**Exercise task**
Return the records word for word. Any pictures in them are not part of the copy.

[start]

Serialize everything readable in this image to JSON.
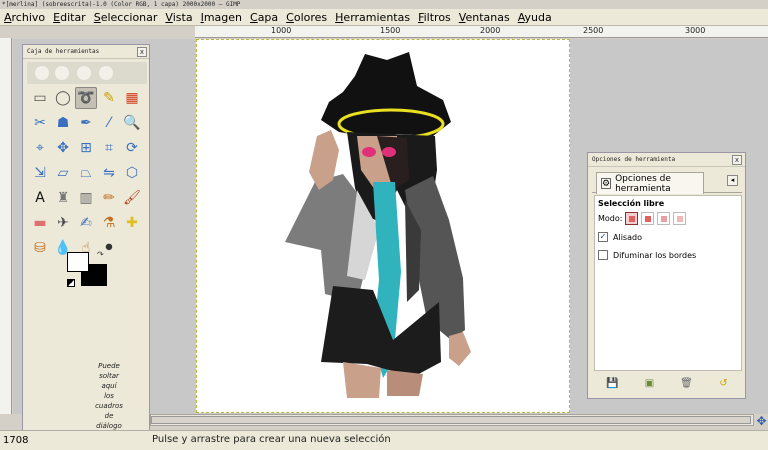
{
  "window": {
    "title": "*[merlina] (sobreescrita)-1.0 (Color RGB, 1 capa) 2000x2000 – GIMP"
  },
  "menu": [
    {
      "label": "Archivo"
    },
    {
      "label": "Editar"
    },
    {
      "label": "Seleccionar"
    },
    {
      "label": "Vista"
    },
    {
      "label": "Imagen"
    },
    {
      "label": "Capa"
    },
    {
      "label": "Colores"
    },
    {
      "label": "Herramientas"
    },
    {
      "label": "Filtros"
    },
    {
      "label": "Ventanas"
    },
    {
      "label": "Ayuda"
    }
  ],
  "ruler": {
    "labels": [
      "1000",
      "1500",
      "2000",
      "2500",
      "3000"
    ]
  },
  "toolbox": {
    "title": "Caja de herramientas",
    "tools": [
      {
        "icon": "rect-select-icon",
        "glyph": "▭",
        "color": "#555"
      },
      {
        "icon": "ellipse-select-icon",
        "glyph": "◯",
        "color": "#555"
      },
      {
        "icon": "free-select-icon",
        "glyph": "➰",
        "color": "#444",
        "active": true
      },
      {
        "icon": "fuzzy-select-icon",
        "glyph": "✎",
        "color": "#c8a000"
      },
      {
        "icon": "by-color-select-icon",
        "glyph": "▦",
        "color": "#d04020"
      },
      {
        "icon": "scissors-select-icon",
        "glyph": "✂",
        "color": "#3a6fc0"
      },
      {
        "icon": "foreground-select-icon",
        "glyph": "☗",
        "color": "#3a6fc0"
      },
      {
        "icon": "paths-icon",
        "glyph": "✒",
        "color": "#3a6fc0"
      },
      {
        "icon": "color-picker-icon",
        "glyph": "⁄",
        "color": "#3a6fc0"
      },
      {
        "icon": "zoom-icon",
        "glyph": "🔍",
        "color": "#3a6fc0"
      },
      {
        "icon": "measure-icon",
        "glyph": "⌖",
        "color": "#3a6fc0"
      },
      {
        "icon": "move-icon",
        "glyph": "✥",
        "color": "#3a6fc0"
      },
      {
        "icon": "align-icon",
        "glyph": "⊞",
        "color": "#3a6fc0"
      },
      {
        "icon": "crop-icon",
        "glyph": "⌗",
        "color": "#3a6fc0"
      },
      {
        "icon": "rotate-icon",
        "glyph": "⟳",
        "color": "#3a6fc0"
      },
      {
        "icon": "scale-icon",
        "glyph": "⇲",
        "color": "#3a6fc0"
      },
      {
        "icon": "shear-icon",
        "glyph": "▱",
        "color": "#3a6fc0"
      },
      {
        "icon": "perspective-icon",
        "glyph": "⏢",
        "color": "#3a6fc0"
      },
      {
        "icon": "flip-icon",
        "glyph": "⇋",
        "color": "#3a6fc0"
      },
      {
        "icon": "cage-transform-icon",
        "glyph": "⬡",
        "color": "#3a6fc0"
      },
      {
        "icon": "text-icon",
        "glyph": "A",
        "color": "#111"
      },
      {
        "icon": "bucket-fill-icon",
        "glyph": "♜",
        "color": "#777"
      },
      {
        "icon": "blend-icon",
        "glyph": "▥",
        "color": "#666"
      },
      {
        "icon": "pencil-icon",
        "glyph": "✏",
        "color": "#c07020"
      },
      {
        "icon": "paintbrush-icon",
        "glyph": "🖌",
        "color": "#b04020"
      },
      {
        "icon": "eraser-icon",
        "glyph": "▬",
        "color": "#e07070"
      },
      {
        "icon": "airbrush-icon",
        "glyph": "✈",
        "color": "#444"
      },
      {
        "icon": "ink-icon",
        "glyph": "✍",
        "color": "#3a6fc0"
      },
      {
        "icon": "clone-icon",
        "glyph": "⚗",
        "color": "#c07020"
      },
      {
        "icon": "heal-icon",
        "glyph": "✚",
        "color": "#e0c020"
      },
      {
        "icon": "perspective-clone-icon",
        "glyph": "⛁",
        "color": "#c07020"
      },
      {
        "icon": "blur-icon",
        "glyph": "💧",
        "color": "#3a6fc0"
      },
      {
        "icon": "smudge-icon",
        "glyph": "☝",
        "color": "#c07020"
      },
      {
        "icon": "dodge-burn-icon",
        "glyph": "⚫",
        "color": "#333"
      }
    ],
    "drop_hint": "Puede\nsoltar\naquí\nlos\ncuadros\nde\ndiálogo\nempotrables"
  },
  "tool_options": {
    "title": "Opciones de herramienta",
    "tab_label": "Opciones de herramienta",
    "tool_name": "Selección libre",
    "mode_label": "Modo:",
    "antialias_label": "Alisado",
    "antialias_checked": true,
    "feather_label": "Difuminar los bordes",
    "feather_checked": false
  },
  "statusbar": {
    "coords": "1708",
    "message": "Pulse y arrastre para crear una nueva selección"
  },
  "colors": {
    "accent": "#3a6fc0",
    "teal_shirt": "#31b3be"
  }
}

[end]

**Output of the task**
Serialize everything readable in this image to JSON.
{
  "window": {
    "title": "*[merlina] (sobreescrita)-1.0 (Color RGB, 1 capa) 2000x2000 – GIMP"
  },
  "menu": [
    {
      "label": "Archivo"
    },
    {
      "label": "Editar"
    },
    {
      "label": "Seleccionar"
    },
    {
      "label": "Vista"
    },
    {
      "label": "Imagen"
    },
    {
      "label": "Capa"
    },
    {
      "label": "Colores"
    },
    {
      "label": "Herramientas"
    },
    {
      "label": "Filtros"
    },
    {
      "label": "Ventanas"
    },
    {
      "label": "Ayuda"
    }
  ],
  "ruler": {
    "labels": [
      "1000",
      "1500",
      "2000",
      "2500",
      "3000"
    ]
  },
  "toolbox": {
    "title": "Caja de herramientas",
    "tools": [
      {
        "icon": "rect-select-icon",
        "glyph": "▭",
        "color": "#555"
      },
      {
        "icon": "ellipse-select-icon",
        "glyph": "◯",
        "color": "#555"
      },
      {
        "icon": "free-select-icon",
        "glyph": "➰",
        "color": "#444",
        "active": true
      },
      {
        "icon": "fuzzy-select-icon",
        "glyph": "✎",
        "color": "#c8a000"
      },
      {
        "icon": "by-color-select-icon",
        "glyph": "▦",
        "color": "#d04020"
      },
      {
        "icon": "scissors-select-icon",
        "glyph": "✂",
        "color": "#3a6fc0"
      },
      {
        "icon": "foreground-select-icon",
        "glyph": "☗",
        "color": "#3a6fc0"
      },
      {
        "icon": "paths-icon",
        "glyph": "✒",
        "color": "#3a6fc0"
      },
      {
        "icon": "color-picker-icon",
        "glyph": "⁄",
        "color": "#3a6fc0"
      },
      {
        "icon": "zoom-icon",
        "glyph": "🔍",
        "color": "#3a6fc0"
      },
      {
        "icon": "measure-icon",
        "glyph": "⌖",
        "color": "#3a6fc0"
      },
      {
        "icon": "move-icon",
        "glyph": "✥",
        "color": "#3a6fc0"
      },
      {
        "icon": "align-icon",
        "glyph": "⊞",
        "color": "#3a6fc0"
      },
      {
        "icon": "crop-icon",
        "glyph": "⌗",
        "color": "#3a6fc0"
      },
      {
        "icon": "rotate-icon",
        "glyph": "⟳",
        "color": "#3a6fc0"
      },
      {
        "icon": "scale-icon",
        "glyph": "⇲",
        "color": "#3a6fc0"
      },
      {
        "icon": "shear-icon",
        "glyph": "▱",
        "color": "#3a6fc0"
      },
      {
        "icon": "perspective-icon",
        "glyph": "⏢",
        "color": "#3a6fc0"
      },
      {
        "icon": "flip-icon",
        "glyph": "⇋",
        "color": "#3a6fc0"
      },
      {
        "icon": "cage-transform-icon",
        "glyph": "⬡",
        "color": "#3a6fc0"
      },
      {
        "icon": "text-icon",
        "glyph": "A",
        "color": "#111"
      },
      {
        "icon": "bucket-fill-icon",
        "glyph": "♜",
        "color": "#777"
      },
      {
        "icon": "blend-icon",
        "glyph": "▥",
        "color": "#666"
      },
      {
        "icon": "pencil-icon",
        "glyph": "✏",
        "color": "#c07020"
      },
      {
        "icon": "paintbrush-icon",
        "glyph": "🖌",
        "color": "#b04020"
      },
      {
        "icon": "eraser-icon",
        "glyph": "▬",
        "color": "#e07070"
      },
      {
        "icon": "airbrush-icon",
        "glyph": "✈",
        "color": "#444"
      },
      {
        "icon": "ink-icon",
        "glyph": "✍",
        "color": "#3a6fc0"
      },
      {
        "icon": "clone-icon",
        "glyph": "⚗",
        "color": "#c07020"
      },
      {
        "icon": "heal-icon",
        "glyph": "✚",
        "color": "#e0c020"
      },
      {
        "icon": "perspective-clone-icon",
        "glyph": "⛁",
        "color": "#c07020"
      },
      {
        "icon": "blur-icon",
        "glyph": "💧",
        "color": "#3a6fc0"
      },
      {
        "icon": "smudge-icon",
        "glyph": "☝",
        "color": "#c07020"
      },
      {
        "icon": "dodge-burn-icon",
        "glyph": "⚫",
        "color": "#333"
      }
    ],
    "drop_hint": "Puede\nsoltar\naquí\nlos\ncuadros\nde\ndiálogo\nempotrables"
  },
  "tool_options": {
    "title": "Opciones de herramienta",
    "tab_label": "Opciones de herramienta",
    "tool_name": "Selección libre",
    "mode_label": "Modo:",
    "antialias_label": "Alisado",
    "antialias_checked": true,
    "feather_label": "Difuminar los bordes",
    "feather_checked": false
  },
  "statusbar": {
    "coords": "1708",
    "message": "Pulse y arrastre para crear una nueva selección"
  },
  "colors": {
    "accent": "#3a6fc0",
    "teal_shirt": "#31b3be"
  }
}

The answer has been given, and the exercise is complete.